--- START ---

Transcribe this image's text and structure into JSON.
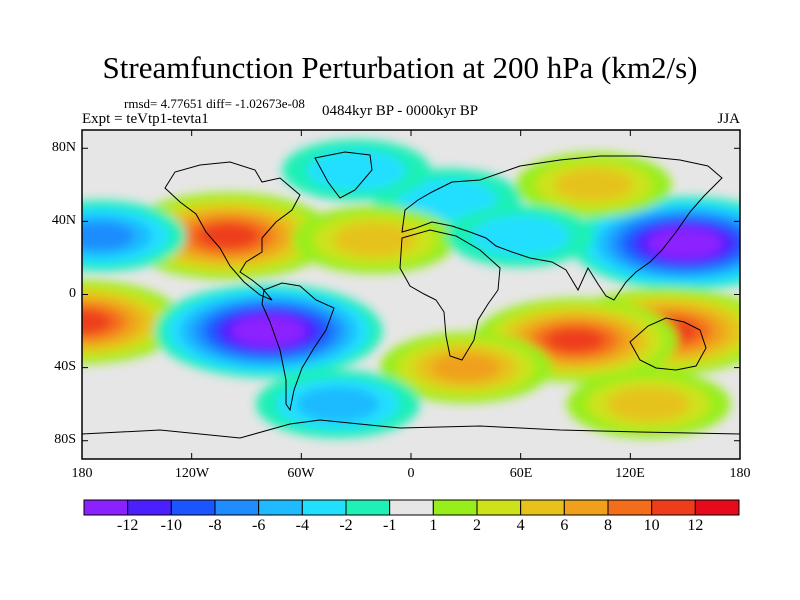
{
  "title": "Streamfunction Perturbation at 200 hPa (km2/s)",
  "stats": "rmsd= 4.77651 diff= -1.02673e-08",
  "experiment": "Expt = teVtp1-tevta1",
  "period": "0484kyr BP - 0000kyr BP",
  "season": "JJA",
  "axes": {
    "lat_labels": [
      "80N",
      "40N",
      "0",
      "40S",
      "80S"
    ],
    "lon_labels": [
      "180",
      "120W",
      "60W",
      "0",
      "60E",
      "120E",
      "180"
    ]
  },
  "colorbar": {
    "colors": [
      "#8c21ff",
      "#4c1fff",
      "#1a55ff",
      "#1f8cff",
      "#1fbaff",
      "#20dfff",
      "#1ff0b6",
      "#e6e6e6",
      "#98ee1b",
      "#cde21a",
      "#e6c21a",
      "#f0a01a",
      "#f46d1a",
      "#ee3d1a",
      "#e60a1a"
    ],
    "labels": [
      "-12",
      "-10",
      "-8",
      "-6",
      "-4",
      "-2",
      "-1",
      "1",
      "2",
      "4",
      "6",
      "8",
      "10",
      "12"
    ]
  },
  "chart_data": {
    "type": "heatmap",
    "variable": "Streamfunction Perturbation at 200 hPa",
    "units": "km2/s",
    "levels": [
      -12,
      -10,
      -8,
      -6,
      -4,
      -2,
      -1,
      1,
      2,
      4,
      6,
      8,
      10,
      12
    ],
    "xlim": [
      -180,
      180
    ],
    "ylim": [
      -90,
      90
    ],
    "features": [
      {
        "lon": -100,
        "lat": 32,
        "value": 11
      },
      {
        "lon": -180,
        "lat": -15,
        "value": 10
      },
      {
        "lon": -78,
        "lat": -20,
        "value": -13
      },
      {
        "lon": 150,
        "lat": 28,
        "value": -13
      },
      {
        "lon": -170,
        "lat": 32,
        "value": -6
      },
      {
        "lon": 140,
        "lat": -20,
        "value": 11
      },
      {
        "lon": 90,
        "lat": -25,
        "value": 10
      },
      {
        "lon": 30,
        "lat": -40,
        "value": 6
      },
      {
        "lon": 130,
        "lat": -60,
        "value": 5
      },
      {
        "lon": -40,
        "lat": -60,
        "value": -5
      },
      {
        "lon": 20,
        "lat": 52,
        "value": -3
      },
      {
        "lon": -20,
        "lat": 30,
        "value": 5
      },
      {
        "lon": 100,
        "lat": 60,
        "value": 4
      },
      {
        "lon": 60,
        "lat": 32,
        "value": -3
      },
      {
        "lon": -30,
        "lat": 68,
        "value": -3
      }
    ]
  }
}
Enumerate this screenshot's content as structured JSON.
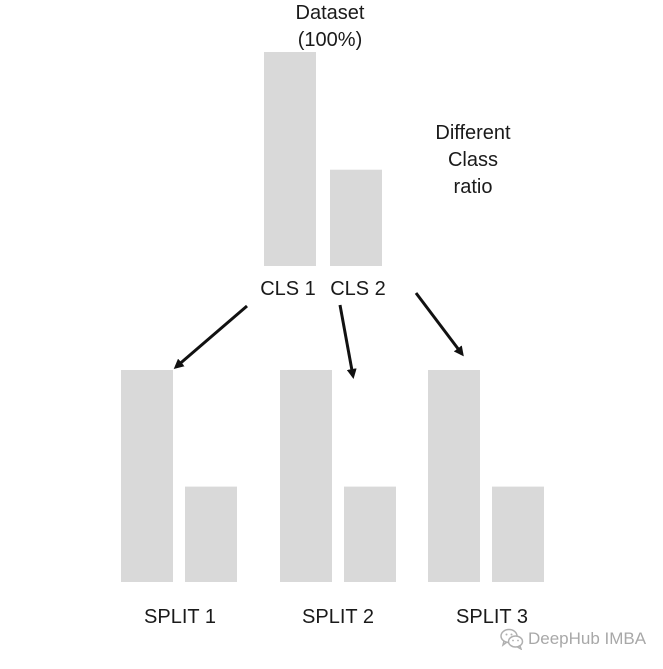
{
  "title_line1": "Dataset",
  "title_line2": "(100%)",
  "note_line1": "Different",
  "note_line2": "Class",
  "note_line3": "ratio",
  "class_labels": [
    "CLS 1",
    "CLS 2"
  ],
  "split_labels": [
    "SPLIT 1",
    "SPLIT 2",
    "SPLIT 3"
  ],
  "watermark": "DeepHub IMBA",
  "watermark_icon": "wechat-icon",
  "colors": {
    "bar": "#d9d9d9",
    "arrow": "#111111",
    "text": "#1a1a1a",
    "watermark": "#a8a8a8"
  },
  "chart_data": {
    "type": "bar",
    "groups": [
      {
        "name": "Dataset",
        "values": [
          100,
          45
        ]
      },
      {
        "name": "SPLIT 1",
        "values": [
          100,
          45
        ]
      },
      {
        "name": "SPLIT 2",
        "values": [
          100,
          45
        ]
      },
      {
        "name": "SPLIT 3",
        "values": [
          100,
          45
        ]
      }
    ],
    "categories": [
      "CLS 1",
      "CLS 2"
    ]
  }
}
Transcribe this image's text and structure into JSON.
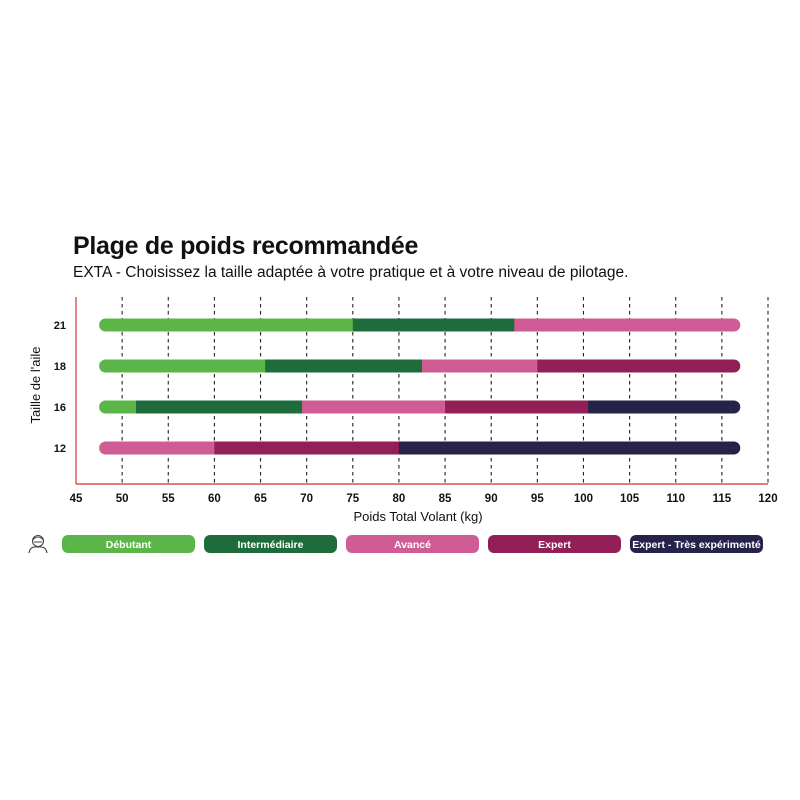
{
  "chart_data": {
    "type": "bar",
    "title": "Plage de poids recommandée",
    "subtitle": "EXTA - Choisissez la taille adaptée à votre pratique et à votre niveau de pilotage.",
    "xlabel": "Poids Total Volant (kg)",
    "ylabel": "Taille de l'aile",
    "xlim": [
      45,
      120
    ],
    "xticks": [
      45,
      50,
      55,
      60,
      65,
      70,
      75,
      80,
      85,
      90,
      95,
      100,
      105,
      110,
      115,
      120
    ],
    "grid": "vertical-dashed",
    "levels": [
      {
        "name": "Débutant",
        "color": "#5cb548"
      },
      {
        "name": "Intermédiaire",
        "color": "#1e6b3c"
      },
      {
        "name": "Avancé",
        "color": "#cf5c94"
      },
      {
        "name": "Expert",
        "color": "#921f55"
      },
      {
        "name": "Expert - Très expérimenté",
        "color": "#25234a"
      }
    ],
    "rows": [
      {
        "size": "21",
        "segments": [
          [
            47.5,
            75,
            0
          ],
          [
            75,
            92.5,
            1
          ],
          [
            92.5,
            117,
            2
          ]
        ]
      },
      {
        "size": "18",
        "segments": [
          [
            47.5,
            65.5,
            0
          ],
          [
            65.5,
            82.5,
            1
          ],
          [
            82.5,
            95,
            2
          ],
          [
            95,
            117,
            3
          ]
        ]
      },
      {
        "size": "16",
        "segments": [
          [
            47.5,
            51.5,
            0
          ],
          [
            51.5,
            69.5,
            1
          ],
          [
            69.5,
            85,
            2
          ],
          [
            85,
            100.5,
            3
          ],
          [
            100.5,
            117,
            4
          ]
        ]
      },
      {
        "size": "12",
        "segments": [
          [
            47.5,
            60,
            2
          ],
          [
            60,
            80,
            3
          ],
          [
            80,
            117,
            4
          ]
        ]
      }
    ],
    "legend_position": "bottom"
  },
  "legend": {
    "icon": "pilot-helmet-icon"
  }
}
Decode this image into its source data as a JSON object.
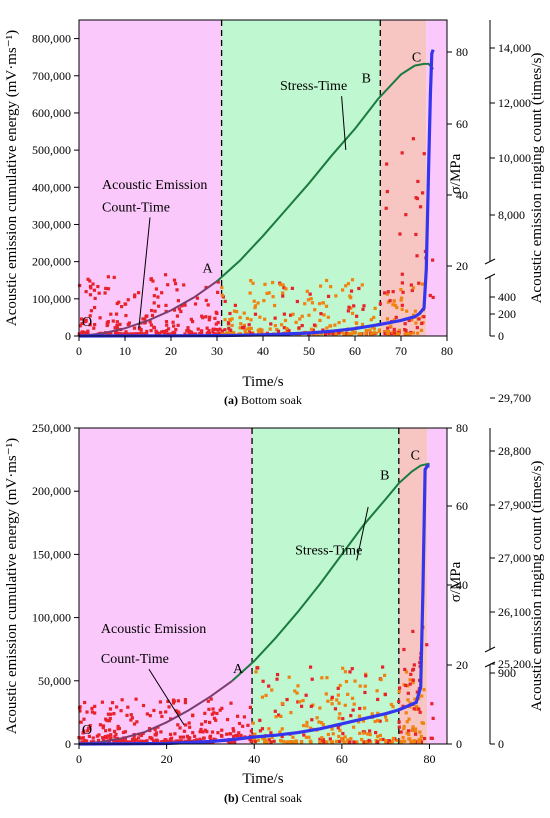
{
  "colors": {
    "zone1": "#fbc8fb",
    "zone2": "#bff7d0",
    "zone3": "#f7c6c2",
    "stress_line": "#1b7a3e",
    "stress_early": "#7d3c6e",
    "ae_points": "#e8222a",
    "ae_points_alt": "#f0820f",
    "cumulative_energy": "#3535ee"
  },
  "chart_data": [
    {
      "type": "line",
      "caption_prefix": "(a)",
      "caption_text": " Bottom soak",
      "xlabel": "Time/s",
      "ylabel": "Acoustic emission cumulative energy (mV·ms⁻¹)",
      "ylabel_stress": "σ/MPa",
      "ylabel_count": "Acoustic emission ringing count (times/s)",
      "xlim": [
        0,
        80
      ],
      "x_ticks": [
        "0",
        "10",
        "20",
        "30",
        "40",
        "50",
        "60",
        "70",
        "80"
      ],
      "ylim": [
        0,
        850000
      ],
      "y_ticks": [
        "0",
        "100,000",
        "200,000",
        "300,000",
        "400,000",
        "500,000",
        "600,000",
        "700,000",
        "800,000"
      ],
      "stress_ticks": [
        "20",
        "40",
        "60",
        "80"
      ],
      "stress_lim": [
        0,
        90
      ],
      "count_ticks_low": [
        "0",
        "200",
        "400"
      ],
      "count_ticks_high": [
        "8,000",
        "10,000",
        "12,000",
        "14,000"
      ],
      "zones": [
        [
          0,
          31
        ],
        [
          31,
          65.5
        ],
        [
          65.5,
          75.5
        ],
        [
          75.5,
          80
        ]
      ],
      "boundaries": [
        31,
        65.5
      ],
      "point_labels": [
        {
          "label": "O",
          "x": 0,
          "stress": 0
        },
        {
          "label": "A",
          "x": 31,
          "stress": 17
        },
        {
          "label": "B",
          "x": 65.5,
          "stress": 71
        },
        {
          "label": "C",
          "x": 76,
          "stress": 77
        }
      ],
      "series": [
        {
          "name": "Stress-Time",
          "axis": "stress (MPa)",
          "x": [
            0,
            5,
            10,
            15,
            20,
            25,
            30,
            35,
            40,
            45,
            50,
            55,
            60,
            65,
            70,
            73,
            75,
            76,
            77
          ],
          "values": [
            0,
            0.7,
            2.2,
            4.4,
            7.3,
            11,
            15.6,
            21.5,
            28.5,
            36,
            43.5,
            51.5,
            59,
            67.5,
            74.5,
            77,
            77.5,
            77.5,
            76
          ]
        },
        {
          "name": "Acoustic emission cumulative energy",
          "axis": "cumulative energy (mV·ms⁻¹)",
          "x": [
            0,
            20,
            30,
            40,
            50,
            55,
            60,
            65,
            70,
            73,
            74,
            75,
            75.5,
            76,
            76.4,
            76.7,
            77
          ],
          "values": [
            0,
            500,
            1200,
            3000,
            8000,
            13000,
            20000,
            30000,
            42000,
            52000,
            60000,
            75000,
            180000,
            450000,
            650000,
            760000,
            770000
          ]
        }
      ],
      "annotations": [
        {
          "text": "Stress-Time",
          "x": 51,
          "stress": 70,
          "arrow_to_x": 58,
          "arrow_to_stress": 53
        },
        {
          "text": "Acoustic Emission",
          "x": 5,
          "energy": 395000
        },
        {
          "text": "Count-Time",
          "x": 5,
          "energy": 335000,
          "arrow_to_x": 13,
          "arrow_to_energy": 20000
        }
      ]
    },
    {
      "type": "line",
      "caption_prefix": "(b)",
      "caption_text": " Central soak",
      "xlabel": "Time/s",
      "ylabel": "Acoustic emission cumulative energy (mV·ms⁻¹)",
      "ylabel_stress": "σ/MPa",
      "ylabel_count": "Acoustic emission ringing count (times/s)",
      "xlim": [
        0,
        84
      ],
      "x_ticks": [
        "0",
        "20",
        "40",
        "60",
        "80"
      ],
      "ylim": [
        0,
        250000
      ],
      "y_ticks": [
        "0",
        "50,000",
        "100,000",
        "150,000",
        "200,000",
        "250,000"
      ],
      "stress_ticks": [
        "0",
        "20",
        "40",
        "60",
        "80"
      ],
      "stress_lim": [
        0,
        80
      ],
      "count_ticks_low": [
        "0",
        "900"
      ],
      "count_ticks_high": [
        "25,200",
        "26,100",
        "27,000",
        "27,900",
        "28,800",
        "29,700"
      ],
      "zones": [
        [
          0,
          39.5
        ],
        [
          39.5,
          73
        ],
        [
          73,
          79.5
        ],
        [
          79.5,
          84
        ]
      ],
      "boundaries": [
        39.5,
        73
      ],
      "point_labels": [
        {
          "label": "O",
          "x": 0,
          "stress": 0
        },
        {
          "label": "A",
          "x": 39.5,
          "stress": 17
        },
        {
          "label": "B",
          "x": 73,
          "stress": 66
        },
        {
          "label": "C",
          "x": 79.5,
          "stress": 71
        }
      ],
      "series": [
        {
          "name": "Stress-Time",
          "axis": "stress (MPa)",
          "x": [
            0,
            5,
            10,
            15,
            20,
            25,
            30,
            35,
            40,
            45,
            50,
            55,
            60,
            65,
            70,
            73,
            76,
            78,
            80
          ],
          "values": [
            0,
            0.5,
            1.5,
            3,
            5.5,
            8.5,
            12,
            16,
            21,
            27,
            33.5,
            40.5,
            48,
            55.5,
            62,
            66,
            69,
            70.5,
            71
          ]
        },
        {
          "name": "Acoustic emission cumulative energy",
          "axis": "cumulative energy (mV·ms⁻¹)",
          "x": [
            0,
            20,
            30,
            35,
            40,
            45,
            50,
            55,
            60,
            65,
            70,
            73,
            75,
            77,
            78,
            78.5,
            79,
            79.5,
            80
          ],
          "values": [
            0,
            400,
            2000,
            3500,
            5500,
            7000,
            9000,
            12000,
            16000,
            20000,
            24000,
            27000,
            30000,
            33000,
            45000,
            120000,
            217000,
            220000,
            220000
          ]
        }
      ],
      "annotations": [
        {
          "text": "Stress-Time",
          "x": 57,
          "stress": 48,
          "arrow_to_x": 66,
          "arrow_to_stress": 60
        },
        {
          "text": "Acoustic Emission",
          "x": 5,
          "energy": 88000
        },
        {
          "text": "Count-Time",
          "x": 5,
          "energy": 64000,
          "arrow_to_x": 24,
          "arrow_to_energy": 15000
        }
      ]
    }
  ]
}
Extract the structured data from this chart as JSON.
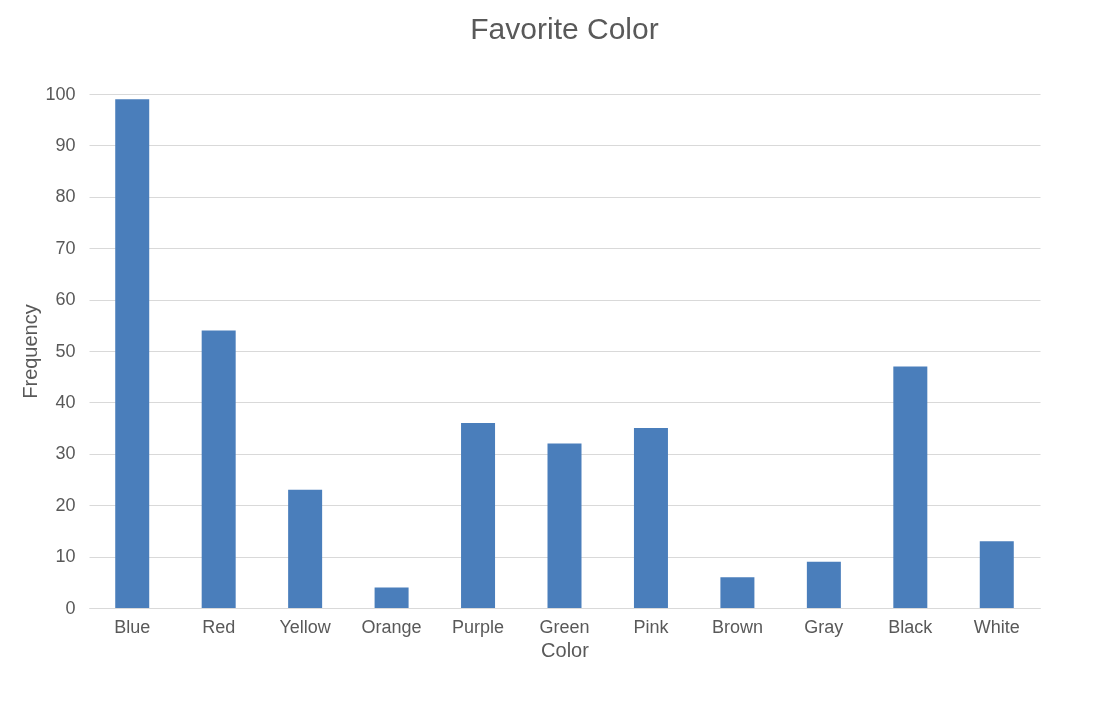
{
  "chart_data": {
    "type": "bar",
    "title": "Favorite Color",
    "xlabel": "Color",
    "ylabel": "Frequency",
    "categories": [
      "Blue",
      "Red",
      "Yellow",
      "Orange",
      "Purple",
      "Green",
      "Pink",
      "Brown",
      "Gray",
      "Black",
      "White"
    ],
    "values": [
      99,
      54,
      23,
      4,
      36,
      32,
      35,
      6,
      9,
      47,
      13
    ],
    "color": "#4a7ebb",
    "ylim": [
      0,
      100
    ],
    "yticks": [
      0,
      10,
      20,
      30,
      40,
      50,
      60,
      70,
      80,
      90,
      100
    ],
    "grid": "y"
  }
}
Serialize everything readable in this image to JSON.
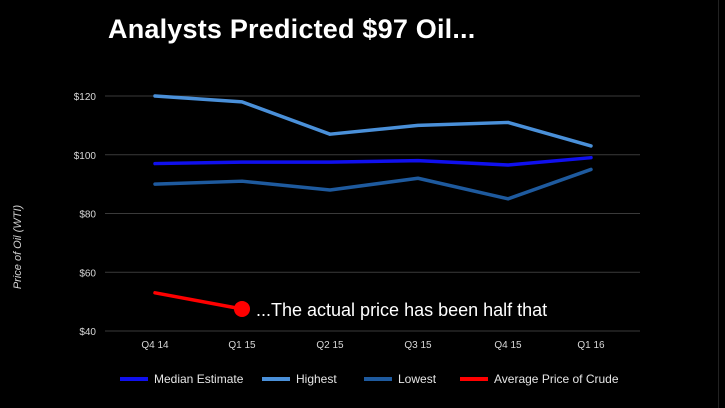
{
  "title": "Analysts Predicted $97 Oil...",
  "chart_data": {
    "type": "line",
    "categories": [
      "Q4 14",
      "Q1 15",
      "Q2 15",
      "Q3 15",
      "Q4 15",
      "Q1 16"
    ],
    "ylabel": "Price of Oil (WTI)",
    "ylim": [
      40,
      130
    ],
    "yticks": [
      "$40",
      "$60",
      "$80",
      "$100",
      "$120"
    ],
    "ytick_values": [
      40,
      60,
      80,
      100,
      120
    ],
    "grid": true,
    "legend_position": "bottom",
    "series": [
      {
        "name": "Median Estimate",
        "color": "#1010ee",
        "values": [
          97,
          97.5,
          97.5,
          98,
          96.5,
          99
        ]
      },
      {
        "name": "Highest",
        "color": "#4a90d9",
        "values": [
          120,
          118,
          107,
          110,
          111,
          103
        ]
      },
      {
        "name": "Lowest",
        "color": "#1e5a9e",
        "values": [
          90,
          91,
          88,
          92,
          85,
          95
        ]
      },
      {
        "name": "Average Price of Crude",
        "color": "#ff0000",
        "values": [
          53,
          47.5,
          null,
          null,
          null,
          null
        ]
      }
    ],
    "annotation": "...The actual price has been half that"
  }
}
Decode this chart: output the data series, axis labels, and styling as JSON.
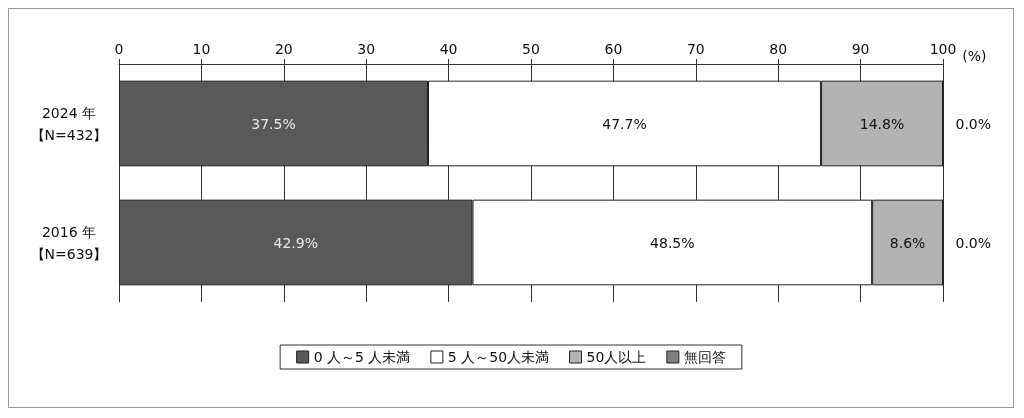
{
  "chart_data": {
    "type": "bar",
    "orientation": "horizontal",
    "stacked": true,
    "xlabel": "(%)",
    "categories": [
      "2024 年【N=432】",
      "2016 年【N=639】"
    ],
    "xlim": [
      0,
      100
    ],
    "xticks": [
      0,
      10,
      20,
      30,
      40,
      50,
      60,
      70,
      80,
      90,
      100
    ],
    "grid": "x",
    "legend": "bottom",
    "series": [
      {
        "name": "0 人～5 人未満",
        "color": "#595959",
        "values": [
          37.5,
          42.9
        ],
        "value_labels": [
          "37.5%",
          "42.9%"
        ]
      },
      {
        "name": "5 人～50人未満",
        "color": "#ffffff",
        "values": [
          47.7,
          48.5
        ],
        "value_labels": [
          "47.7%",
          "48.5%"
        ]
      },
      {
        "name": "50人以上",
        "color": "#b3b3b3",
        "values": [
          14.8,
          8.6
        ],
        "value_labels": [
          "14.8%",
          "8.6%"
        ]
      },
      {
        "name": "無回答",
        "color": "#808080",
        "values": [
          0.0,
          0.0
        ],
        "value_labels": [
          "0.0%",
          "0.0%"
        ]
      }
    ]
  }
}
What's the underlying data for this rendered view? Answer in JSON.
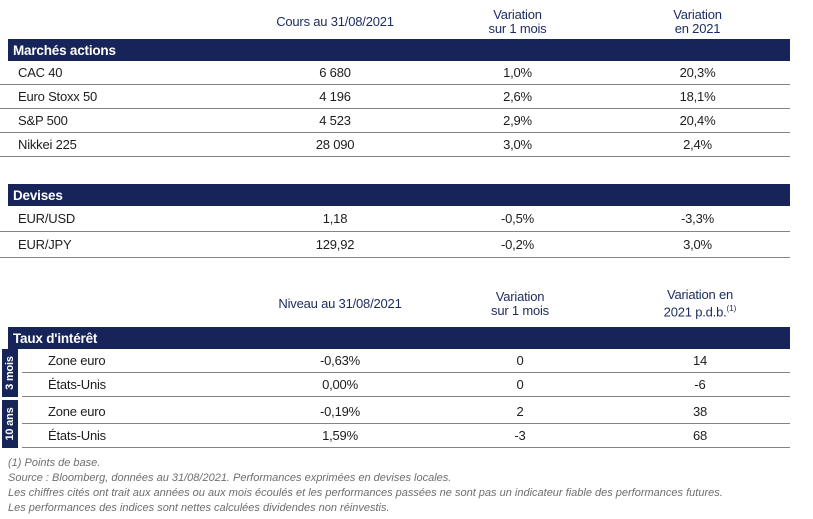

--- END ---

— What you are asked to do —
Find the lines containing "structured" and list every one of them.

— Task response —
Enumerate this screenshot's content as structured JSON.
Extract the structured data from this chart as JSON.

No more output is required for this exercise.